## OBJECTIVE
Give back the whole listing exactly as shown.

------ RECORDS PROVIDED ------

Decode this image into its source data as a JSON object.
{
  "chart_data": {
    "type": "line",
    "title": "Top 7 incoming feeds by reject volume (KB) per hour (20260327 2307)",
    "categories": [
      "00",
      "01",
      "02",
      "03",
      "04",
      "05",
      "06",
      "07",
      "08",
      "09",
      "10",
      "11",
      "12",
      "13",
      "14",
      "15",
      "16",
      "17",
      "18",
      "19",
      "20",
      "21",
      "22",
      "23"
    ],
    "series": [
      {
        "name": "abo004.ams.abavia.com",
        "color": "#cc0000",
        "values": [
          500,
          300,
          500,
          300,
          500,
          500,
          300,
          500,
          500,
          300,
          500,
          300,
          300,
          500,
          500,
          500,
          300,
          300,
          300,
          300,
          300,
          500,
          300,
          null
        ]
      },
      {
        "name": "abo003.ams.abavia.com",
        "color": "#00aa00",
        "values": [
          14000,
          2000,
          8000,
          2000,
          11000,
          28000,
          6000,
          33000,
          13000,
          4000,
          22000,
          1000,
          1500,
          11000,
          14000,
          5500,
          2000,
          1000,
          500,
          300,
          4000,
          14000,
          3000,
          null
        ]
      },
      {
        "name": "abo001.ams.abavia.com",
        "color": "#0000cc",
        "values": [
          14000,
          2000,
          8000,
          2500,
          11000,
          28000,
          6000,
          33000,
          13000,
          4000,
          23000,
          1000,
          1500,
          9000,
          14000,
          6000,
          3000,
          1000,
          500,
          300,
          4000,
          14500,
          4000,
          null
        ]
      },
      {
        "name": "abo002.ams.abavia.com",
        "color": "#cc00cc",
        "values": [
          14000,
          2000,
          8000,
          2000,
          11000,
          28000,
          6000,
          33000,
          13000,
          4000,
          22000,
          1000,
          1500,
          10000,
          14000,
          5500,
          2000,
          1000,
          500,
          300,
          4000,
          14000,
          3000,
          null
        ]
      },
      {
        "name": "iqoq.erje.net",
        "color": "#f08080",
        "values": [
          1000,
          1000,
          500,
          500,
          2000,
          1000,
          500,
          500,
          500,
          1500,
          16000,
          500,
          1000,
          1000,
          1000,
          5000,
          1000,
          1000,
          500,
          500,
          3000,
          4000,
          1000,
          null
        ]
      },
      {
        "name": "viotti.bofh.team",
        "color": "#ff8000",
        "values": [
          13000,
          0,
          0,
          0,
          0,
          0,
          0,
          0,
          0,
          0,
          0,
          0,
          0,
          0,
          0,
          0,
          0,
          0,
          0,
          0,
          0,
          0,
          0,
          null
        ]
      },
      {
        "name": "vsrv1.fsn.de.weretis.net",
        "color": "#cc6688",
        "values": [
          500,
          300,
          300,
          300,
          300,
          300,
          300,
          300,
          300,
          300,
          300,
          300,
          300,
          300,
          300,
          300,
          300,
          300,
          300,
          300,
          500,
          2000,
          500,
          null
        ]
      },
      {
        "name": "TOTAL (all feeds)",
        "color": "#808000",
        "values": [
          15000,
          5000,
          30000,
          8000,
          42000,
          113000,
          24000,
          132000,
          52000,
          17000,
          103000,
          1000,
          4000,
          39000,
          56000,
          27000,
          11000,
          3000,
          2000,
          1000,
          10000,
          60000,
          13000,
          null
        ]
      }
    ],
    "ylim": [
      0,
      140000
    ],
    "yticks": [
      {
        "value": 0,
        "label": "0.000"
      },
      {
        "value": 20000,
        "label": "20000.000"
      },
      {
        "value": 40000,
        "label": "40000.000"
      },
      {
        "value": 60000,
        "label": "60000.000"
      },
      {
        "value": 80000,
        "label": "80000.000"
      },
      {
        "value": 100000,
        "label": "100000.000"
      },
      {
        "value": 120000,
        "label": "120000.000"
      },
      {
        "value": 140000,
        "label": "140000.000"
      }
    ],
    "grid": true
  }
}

------

## THE RESPONSE
Decode this image into its source data as a JSON object.
{
  "chart_data": {
    "type": "line",
    "title": "Top 7 incoming feeds by reject volume (KB) per hour (20260327 2307)",
    "categories": [
      "00",
      "01",
      "02",
      "03",
      "04",
      "05",
      "06",
      "07",
      "08",
      "09",
      "10",
      "11",
      "12",
      "13",
      "14",
      "15",
      "16",
      "17",
      "18",
      "19",
      "20",
      "21",
      "22",
      "23"
    ],
    "series": [
      {
        "name": "abo004.ams.abavia.com",
        "color": "#cc0000",
        "values": [
          500,
          300,
          500,
          300,
          500,
          500,
          300,
          500,
          500,
          300,
          500,
          300,
          300,
          500,
          500,
          500,
          300,
          300,
          300,
          300,
          300,
          500,
          300,
          null
        ]
      },
      {
        "name": "abo003.ams.abavia.com",
        "color": "#00aa00",
        "values": [
          14000,
          2000,
          8000,
          2000,
          11000,
          28000,
          6000,
          33000,
          13000,
          4000,
          22000,
          1000,
          1500,
          11000,
          14000,
          5500,
          2000,
          1000,
          500,
          300,
          4000,
          14000,
          3000,
          null
        ]
      },
      {
        "name": "abo001.ams.abavia.com",
        "color": "#0000cc",
        "values": [
          14000,
          2000,
          8000,
          2500,
          11000,
          28000,
          6000,
          33000,
          13000,
          4000,
          23000,
          1000,
          1500,
          9000,
          14000,
          6000,
          3000,
          1000,
          500,
          300,
          4000,
          14500,
          4000,
          null
        ]
      },
      {
        "name": "abo002.ams.abavia.com",
        "color": "#cc00cc",
        "values": [
          14000,
          2000,
          8000,
          2000,
          11000,
          28000,
          6000,
          33000,
          13000,
          4000,
          22000,
          1000,
          1500,
          10000,
          14000,
          5500,
          2000,
          1000,
          500,
          300,
          4000,
          14000,
          3000,
          null
        ]
      },
      {
        "name": "iqoq.erje.net",
        "color": "#f08080",
        "values": [
          1000,
          1000,
          500,
          500,
          2000,
          1000,
          500,
          500,
          500,
          1500,
          16000,
          500,
          1000,
          1000,
          1000,
          5000,
          1000,
          1000,
          500,
          500,
          3000,
          4000,
          1000,
          null
        ]
      },
      {
        "name": "viotti.bofh.team",
        "color": "#ff8000",
        "values": [
          13000,
          0,
          0,
          0,
          0,
          0,
          0,
          0,
          0,
          0,
          0,
          0,
          0,
          0,
          0,
          0,
          0,
          0,
          0,
          0,
          0,
          0,
          0,
          null
        ]
      },
      {
        "name": "vsrv1.fsn.de.weretis.net",
        "color": "#cc6688",
        "values": [
          500,
          300,
          300,
          300,
          300,
          300,
          300,
          300,
          300,
          300,
          300,
          300,
          300,
          300,
          300,
          300,
          300,
          300,
          300,
          300,
          500,
          2000,
          500,
          null
        ]
      },
      {
        "name": "TOTAL (all feeds)",
        "color": "#808000",
        "values": [
          15000,
          5000,
          30000,
          8000,
          42000,
          113000,
          24000,
          132000,
          52000,
          17000,
          103000,
          1000,
          4000,
          39000,
          56000,
          27000,
          11000,
          3000,
          2000,
          1000,
          10000,
          60000,
          13000,
          null
        ]
      }
    ],
    "ylim": [
      0,
      140000
    ],
    "yticks": [
      {
        "value": 0,
        "label": "0.000"
      },
      {
        "value": 20000,
        "label": "20000.000"
      },
      {
        "value": 40000,
        "label": "40000.000"
      },
      {
        "value": 60000,
        "label": "60000.000"
      },
      {
        "value": 80000,
        "label": "80000.000"
      },
      {
        "value": 100000,
        "label": "100000.000"
      },
      {
        "value": 120000,
        "label": "120000.000"
      },
      {
        "value": 140000,
        "label": "140000.000"
      }
    ],
    "grid": true
  }
}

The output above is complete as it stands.